Events from the year 1652 in England.

Incumbents
 Parliament – First Commonwealth Rump

Events
 19 May – First Anglo-Dutch War: Battle of Dover  fought off Dover between Lt.-Admiral Maarten Harpertszoon Tromp's 42 Dutch ships and 21 English ships divided into two squadrons, one commanded by Robert Blake and the other by Nehemiah Bourne.
 13 June – George Fox preaches to a large crowd on Firbank Fell in Westmorland, leading to the establishment of the Religious Society of Friends (Quakers).
 30 June – First Anglo-Dutch War: Britain formally declares war on the Netherlands.
 26 August – First Anglo-Dutch War: An English fleet attacks an outward-bound convoy of the United Provinces escorted by 23 men-of-war and six fire ships commanded by Vice-Commodore Michiel de Ruyter at the Battle of Plymouth; the Dutch escape.
 6 September – First Anglo-Dutch War: Battle of Elba.
 8 October – First Anglo-Dutch War: Battle of the Kentish Knock fought in the North Sea about 30 km from the mouth of the river Thames; the Dutch are forced to withdraw.

#####

=== Assignment ===
Print the whole text on English events of 1652 word for word. The lines that come next are separate material unrelated to the text on English events of 1652.

[Document layout analysis data]

#####

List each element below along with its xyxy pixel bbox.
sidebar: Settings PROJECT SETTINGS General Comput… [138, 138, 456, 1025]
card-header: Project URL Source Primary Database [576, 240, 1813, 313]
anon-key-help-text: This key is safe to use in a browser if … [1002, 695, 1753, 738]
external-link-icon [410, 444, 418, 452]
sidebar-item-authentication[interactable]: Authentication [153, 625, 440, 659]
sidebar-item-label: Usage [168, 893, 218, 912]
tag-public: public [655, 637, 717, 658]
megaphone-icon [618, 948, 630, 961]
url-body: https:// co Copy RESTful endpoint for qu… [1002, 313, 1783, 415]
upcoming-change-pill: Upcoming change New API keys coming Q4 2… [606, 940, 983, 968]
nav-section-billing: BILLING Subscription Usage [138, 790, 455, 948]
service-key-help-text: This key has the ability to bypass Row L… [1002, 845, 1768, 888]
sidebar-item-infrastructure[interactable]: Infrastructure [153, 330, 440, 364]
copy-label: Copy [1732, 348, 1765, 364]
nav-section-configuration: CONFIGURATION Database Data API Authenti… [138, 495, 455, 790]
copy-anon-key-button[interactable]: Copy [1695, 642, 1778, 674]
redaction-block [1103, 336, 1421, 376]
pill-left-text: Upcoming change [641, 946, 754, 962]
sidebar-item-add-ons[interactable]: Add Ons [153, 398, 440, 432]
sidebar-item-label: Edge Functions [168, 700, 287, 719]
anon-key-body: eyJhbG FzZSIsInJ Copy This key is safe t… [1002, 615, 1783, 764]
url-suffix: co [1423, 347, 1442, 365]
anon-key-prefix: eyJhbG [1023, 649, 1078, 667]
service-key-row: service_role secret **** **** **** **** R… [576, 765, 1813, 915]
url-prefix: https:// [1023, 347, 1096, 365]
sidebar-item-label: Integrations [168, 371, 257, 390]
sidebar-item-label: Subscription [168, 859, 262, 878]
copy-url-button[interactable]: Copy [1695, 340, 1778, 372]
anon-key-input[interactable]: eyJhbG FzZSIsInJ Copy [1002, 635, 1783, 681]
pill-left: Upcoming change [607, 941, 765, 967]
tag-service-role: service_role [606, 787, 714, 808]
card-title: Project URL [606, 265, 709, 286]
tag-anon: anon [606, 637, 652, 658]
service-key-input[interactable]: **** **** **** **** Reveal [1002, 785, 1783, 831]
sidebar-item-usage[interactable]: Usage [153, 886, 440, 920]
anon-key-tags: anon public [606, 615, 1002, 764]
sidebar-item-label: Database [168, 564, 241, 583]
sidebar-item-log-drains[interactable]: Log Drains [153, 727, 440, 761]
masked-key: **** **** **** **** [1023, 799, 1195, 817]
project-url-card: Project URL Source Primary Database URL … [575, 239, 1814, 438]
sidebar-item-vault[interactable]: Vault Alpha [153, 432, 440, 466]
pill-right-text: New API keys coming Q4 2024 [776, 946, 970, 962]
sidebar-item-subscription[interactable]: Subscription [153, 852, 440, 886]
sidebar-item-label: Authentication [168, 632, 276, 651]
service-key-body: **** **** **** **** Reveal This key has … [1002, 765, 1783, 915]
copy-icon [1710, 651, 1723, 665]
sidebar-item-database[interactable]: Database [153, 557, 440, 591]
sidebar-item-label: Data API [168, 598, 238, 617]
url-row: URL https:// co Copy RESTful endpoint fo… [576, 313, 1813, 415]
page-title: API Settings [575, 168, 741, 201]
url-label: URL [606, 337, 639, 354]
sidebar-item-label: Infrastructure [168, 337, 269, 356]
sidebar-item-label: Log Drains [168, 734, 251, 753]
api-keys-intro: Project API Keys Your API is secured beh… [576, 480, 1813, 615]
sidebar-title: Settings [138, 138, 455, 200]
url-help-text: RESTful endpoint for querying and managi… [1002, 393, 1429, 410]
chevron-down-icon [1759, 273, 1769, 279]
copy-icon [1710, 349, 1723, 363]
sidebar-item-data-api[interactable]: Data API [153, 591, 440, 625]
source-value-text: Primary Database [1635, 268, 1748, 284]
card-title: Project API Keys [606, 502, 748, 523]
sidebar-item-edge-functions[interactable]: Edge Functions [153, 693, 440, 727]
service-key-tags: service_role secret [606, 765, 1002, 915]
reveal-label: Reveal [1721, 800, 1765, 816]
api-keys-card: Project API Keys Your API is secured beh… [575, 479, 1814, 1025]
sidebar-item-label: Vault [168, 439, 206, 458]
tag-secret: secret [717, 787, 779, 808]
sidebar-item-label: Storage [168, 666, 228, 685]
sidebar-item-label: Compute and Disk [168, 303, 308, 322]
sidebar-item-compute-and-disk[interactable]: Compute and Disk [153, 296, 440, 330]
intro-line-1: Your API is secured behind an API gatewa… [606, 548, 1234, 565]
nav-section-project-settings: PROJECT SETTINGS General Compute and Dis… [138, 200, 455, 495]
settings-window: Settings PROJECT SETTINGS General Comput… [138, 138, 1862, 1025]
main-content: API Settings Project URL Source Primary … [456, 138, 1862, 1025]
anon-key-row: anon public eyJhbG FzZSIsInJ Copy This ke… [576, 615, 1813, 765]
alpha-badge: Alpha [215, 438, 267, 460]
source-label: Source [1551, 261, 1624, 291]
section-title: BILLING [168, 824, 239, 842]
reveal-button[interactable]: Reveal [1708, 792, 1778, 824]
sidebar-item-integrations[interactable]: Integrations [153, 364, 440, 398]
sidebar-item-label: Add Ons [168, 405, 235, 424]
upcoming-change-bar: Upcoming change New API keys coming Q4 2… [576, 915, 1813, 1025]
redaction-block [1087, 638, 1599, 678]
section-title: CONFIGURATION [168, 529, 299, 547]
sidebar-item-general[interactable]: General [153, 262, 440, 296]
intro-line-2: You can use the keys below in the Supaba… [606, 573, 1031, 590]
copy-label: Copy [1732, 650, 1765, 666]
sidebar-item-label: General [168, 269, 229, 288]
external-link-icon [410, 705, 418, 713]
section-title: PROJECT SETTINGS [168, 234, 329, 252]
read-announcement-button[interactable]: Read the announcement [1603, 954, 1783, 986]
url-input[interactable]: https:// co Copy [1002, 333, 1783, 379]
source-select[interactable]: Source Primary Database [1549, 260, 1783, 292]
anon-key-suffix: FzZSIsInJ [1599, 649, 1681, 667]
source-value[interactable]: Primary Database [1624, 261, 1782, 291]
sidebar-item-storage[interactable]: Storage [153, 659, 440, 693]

#####

=== Result for this task ===
Events from the year 1652 in England.

Incumbents
 Parliament – First Commonwealth Rump

Events
 19 May – First Anglo-Dutch War: Battle of Dover  fought off Dover between Lt.-Admiral Maarten Harpertszoon Tromp's 42 Dutch ships and 21 English ships divided into two squadrons, one commanded by Robert Blake and the other by Nehemiah Bourne.
 13 June – George Fox preaches to a large crowd on Firbank Fell in Westmorland, leading to the establishment of the Religious Society of Friends (Quakers).
 30 June – First Anglo-Dutch War: Britain formally declares war on the Netherlands.
 26 August – First Anglo-Dutch War: An English fleet attacks an outward-bound convoy of the United Provinces escorted by 23 men-of-war and six fire ships commanded by Vice-Commodore Michiel de Ruyter at the Battle of Plymouth; the Dutch escape.
 6 September – First Anglo-Dutch War: Battle of Elba.
 8 October – First Anglo-Dutch War: Battle of the Kentish Knock fought in the North Sea about 30 km from the mouth of the river Thames; the Dutch are forced to withdraw.